### [DO THIS]
Pick out every line with the word "screenshot" and copy it.

[Items listed in a dataset]

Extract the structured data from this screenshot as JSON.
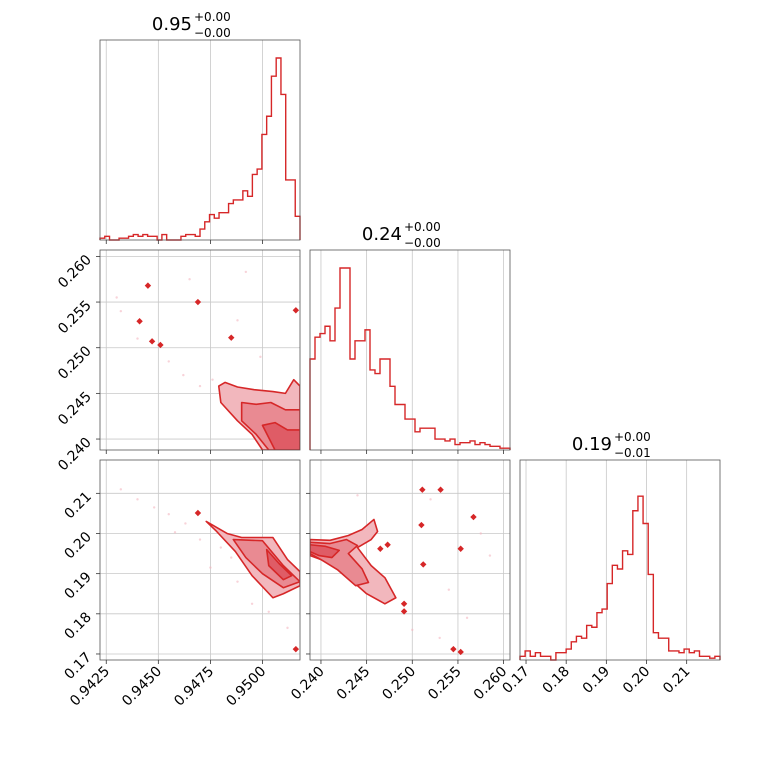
{
  "chart_data": {
    "type": "corner",
    "color": "#d62728",
    "parameters": [
      {
        "title": "0.95",
        "sup": "+0.00",
        "sub": "−0.00",
        "range": [
          0.9422,
          0.9518
        ],
        "ticks": [
          0.9425,
          0.945,
          0.9475,
          0.95
        ],
        "tick_labels": [
          "0.9425",
          "0.9450",
          "0.9475",
          "0.9500"
        ],
        "hist": [
          0.01,
          0.02,
          0.0,
          0.0,
          0.01,
          0.01,
          0.02,
          0.03,
          0.02,
          0.03,
          0.02,
          0.02,
          0.0,
          0.03,
          0.0,
          0.0,
          0.0,
          0.02,
          0.03,
          0.03,
          0.02,
          0.06,
          0.1,
          0.14,
          0.12,
          0.15,
          0.15,
          0.2,
          0.22,
          0.22,
          0.27,
          0.24,
          0.36,
          0.39,
          0.58,
          0.68,
          0.9,
          1.0,
          0.8,
          0.33,
          0.33,
          0.13
        ]
      },
      {
        "title": "0.24",
        "sup": "+0.00",
        "sub": "−0.00",
        "range": [
          0.2388,
          0.2607
        ],
        "ticks": [
          0.24,
          0.245,
          0.25,
          0.255,
          0.26
        ],
        "tick_labels": [
          "0.240",
          "0.245",
          "0.250",
          "0.255",
          "0.260"
        ],
        "tick_labels_y": [
          "0.240",
          "0.245",
          "0.250",
          "0.255",
          "0.260"
        ],
        "hist": [
          0.5,
          0.62,
          0.64,
          0.68,
          0.6,
          0.78,
          1.0,
          1.0,
          0.5,
          0.6,
          0.6,
          0.66,
          0.44,
          0.42,
          0.5,
          0.5,
          0.35,
          0.25,
          0.25,
          0.17,
          0.17,
          0.1,
          0.12,
          0.12,
          0.12,
          0.06,
          0.06,
          0.05,
          0.06,
          0.03,
          0.04,
          0.04,
          0.05,
          0.03,
          0.04,
          0.03,
          0.02,
          0.02,
          0.01,
          0.01
        ]
      },
      {
        "title": "0.19",
        "sup": "+0.00",
        "sub": "−0.01",
        "range": [
          0.1685,
          0.2183
        ],
        "ticks": [
          0.17,
          0.18,
          0.19,
          0.2,
          0.21
        ],
        "tick_labels": [
          "0.17",
          "0.18",
          "0.19",
          "0.20",
          "0.21"
        ],
        "hist": [
          0.02,
          0.05,
          0.02,
          0.04,
          0.02,
          0.02,
          0.0,
          0.04,
          0.04,
          0.06,
          0.1,
          0.13,
          0.12,
          0.19,
          0.18,
          0.26,
          0.28,
          0.42,
          0.52,
          0.5,
          0.6,
          0.58,
          0.82,
          0.9,
          0.75,
          0.47,
          0.15,
          0.12,
          0.12,
          0.05,
          0.05,
          0.04,
          0.06,
          0.04,
          0.05,
          0.02,
          0.02,
          0.01,
          0.02
        ]
      }
    ],
    "pairs": [
      {
        "x_param": 0,
        "y_param": 1,
        "levels": [
          [
            [
              0.9479,
              0.2458
            ],
            [
              0.9482,
              0.2462
            ],
            [
              0.9488,
              0.2457
            ],
            [
              0.9496,
              0.2454
            ],
            [
              0.9505,
              0.2452
            ],
            [
              0.9511,
              0.245
            ],
            [
              0.9515,
              0.2465
            ],
            [
              0.9518,
              0.2458
            ],
            [
              0.9518,
              0.2388
            ],
            [
              0.95,
              0.2388
            ],
            [
              0.9495,
              0.2405
            ],
            [
              0.9488,
              0.242
            ],
            [
              0.948,
              0.244
            ]
          ],
          [
            [
              0.949,
              0.244
            ],
            [
              0.9497,
              0.2438
            ],
            [
              0.9504,
              0.244
            ],
            [
              0.9511,
              0.2432
            ],
            [
              0.9518,
              0.2432
            ],
            [
              0.9518,
              0.2388
            ],
            [
              0.9503,
              0.2388
            ],
            [
              0.9497,
              0.2405
            ],
            [
              0.949,
              0.242
            ]
          ],
          [
            [
              0.95,
              0.2415
            ],
            [
              0.9506,
              0.2418
            ],
            [
              0.9512,
              0.241
            ],
            [
              0.9518,
              0.241
            ],
            [
              0.9518,
              0.2388
            ],
            [
              0.9506,
              0.2388
            ]
          ]
        ],
        "points": [
          [
            0.9445,
            0.2568
          ],
          [
            0.9469,
            0.255
          ],
          [
            0.9441,
            0.2529
          ],
          [
            0.9447,
            0.2507
          ],
          [
            0.9451,
            0.2503
          ],
          [
            0.9485,
            0.2511
          ],
          [
            0.9516,
            0.2541
          ],
          [
            0.943,
            0.2555
          ],
          [
            0.944,
            0.251
          ],
          [
            0.9455,
            0.2485
          ],
          [
            0.9462,
            0.247
          ],
          [
            0.9476,
            0.2465
          ],
          [
            0.9488,
            0.253
          ],
          [
            0.9499,
            0.249
          ],
          [
            0.9432,
            0.254
          ],
          [
            0.9465,
            0.2575
          ],
          [
            0.9492,
            0.2583
          ],
          [
            0.947,
            0.2458
          ]
        ]
      },
      {
        "x_param": 0,
        "y_param": 2,
        "levels": [
          [
            [
              0.9473,
              0.203
            ],
            [
              0.9483,
              0.2
            ],
            [
              0.949,
              0.199
            ],
            [
              0.9505,
              0.199
            ],
            [
              0.9512,
              0.1935
            ],
            [
              0.9518,
              0.1905
            ],
            [
              0.9518,
              0.187
            ],
            [
              0.951,
              0.185
            ],
            [
              0.9505,
              0.184
            ],
            [
              0.9495,
              0.1895
            ],
            [
              0.9487,
              0.1955
            ],
            [
              0.9478,
              0.2005
            ]
          ],
          [
            [
              0.9486,
              0.1985
            ],
            [
              0.95,
              0.1982
            ],
            [
              0.951,
              0.192
            ],
            [
              0.9518,
              0.188
            ],
            [
              0.951,
              0.1865
            ],
            [
              0.95,
              0.19
            ],
            [
              0.9492,
              0.194
            ]
          ],
          [
            [
              0.9502,
              0.196
            ],
            [
              0.9508,
              0.1925
            ],
            [
              0.9514,
              0.1895
            ],
            [
              0.951,
              0.1885
            ],
            [
              0.9503,
              0.192
            ]
          ]
        ],
        "points": [
          [
            0.9469,
            0.2051
          ],
          [
            0.9516,
            0.1712
          ],
          [
            0.9432,
            0.211
          ],
          [
            0.944,
            0.2085
          ],
          [
            0.9448,
            0.2065
          ],
          [
            0.9455,
            0.2048
          ],
          [
            0.9463,
            0.2025
          ],
          [
            0.9458,
            0.2003
          ],
          [
            0.947,
            0.1985
          ],
          [
            0.948,
            0.1965
          ],
          [
            0.9485,
            0.194
          ],
          [
            0.9495,
            0.1825
          ],
          [
            0.9503,
            0.1805
          ],
          [
            0.9512,
            0.1765
          ],
          [
            0.9488,
            0.188
          ],
          [
            0.9475,
            0.1915
          ]
        ]
      },
      {
        "x_param": 1,
        "y_param": 2,
        "levels": [
          [
            [
              0.2388,
              0.1985
            ],
            [
              0.241,
              0.1983
            ],
            [
              0.243,
              0.1995
            ],
            [
              0.2445,
              0.201
            ],
            [
              0.2458,
              0.2035
            ],
            [
              0.2462,
              0.2005
            ],
            [
              0.2455,
              0.1985
            ],
            [
              0.244,
              0.1965
            ],
            [
              0.2455,
              0.192
            ],
            [
              0.247,
              0.189
            ],
            [
              0.2482,
              0.184
            ],
            [
              0.247,
              0.1825
            ],
            [
              0.245,
              0.185
            ],
            [
              0.243,
              0.189
            ],
            [
              0.2412,
              0.1925
            ],
            [
              0.2388,
              0.1945
            ]
          ],
          [
            [
              0.2388,
              0.1978
            ],
            [
              0.241,
              0.1975
            ],
            [
              0.2428,
              0.1985
            ],
            [
              0.244,
              0.197
            ],
            [
              0.243,
              0.195
            ],
            [
              0.2445,
              0.1912
            ],
            [
              0.2452,
              0.1878
            ],
            [
              0.2438,
              0.187
            ],
            [
              0.2418,
              0.191
            ],
            [
              0.24,
              0.1935
            ],
            [
              0.2388,
              0.195
            ]
          ],
          [
            [
              0.2388,
              0.1972
            ],
            [
              0.2405,
              0.1968
            ],
            [
              0.242,
              0.1958
            ],
            [
              0.2412,
              0.194
            ],
            [
              0.2398,
              0.1945
            ],
            [
              0.2388,
              0.1955
            ]
          ]
        ],
        "points": [
          [
            0.2511,
            0.2109
          ],
          [
            0.2531,
            0.2109
          ],
          [
            0.2567,
            0.2041
          ],
          [
            0.251,
            0.2021
          ],
          [
            0.2553,
            0.1962
          ],
          [
            0.2473,
            0.1972
          ],
          [
            0.2465,
            0.1962
          ],
          [
            0.2512,
            0.1923
          ],
          [
            0.2491,
            0.1825
          ],
          [
            0.2491,
            0.1806
          ],
          [
            0.2545,
            0.1712
          ],
          [
            0.2553,
            0.1705
          ],
          [
            0.244,
            0.2095
          ],
          [
            0.252,
            0.2085
          ],
          [
            0.2575,
            0.2
          ],
          [
            0.2585,
            0.1945
          ],
          [
            0.254,
            0.186
          ],
          [
            0.256,
            0.179
          ],
          [
            0.25,
            0.176
          ],
          [
            0.253,
            0.174
          ]
        ]
      }
    ]
  }
}
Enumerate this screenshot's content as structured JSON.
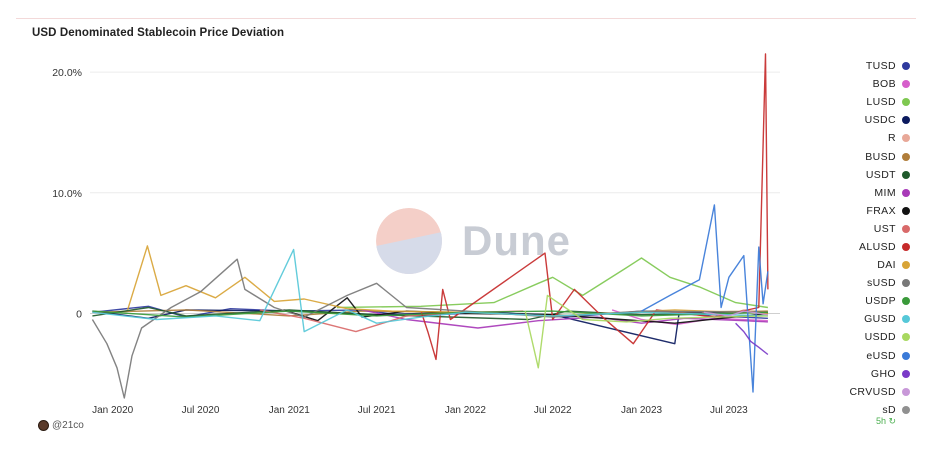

### [TASK ANSWER]
Extract the structured data from this screenshot as JSON.
Enumerate this screenshot's content as structured JSON.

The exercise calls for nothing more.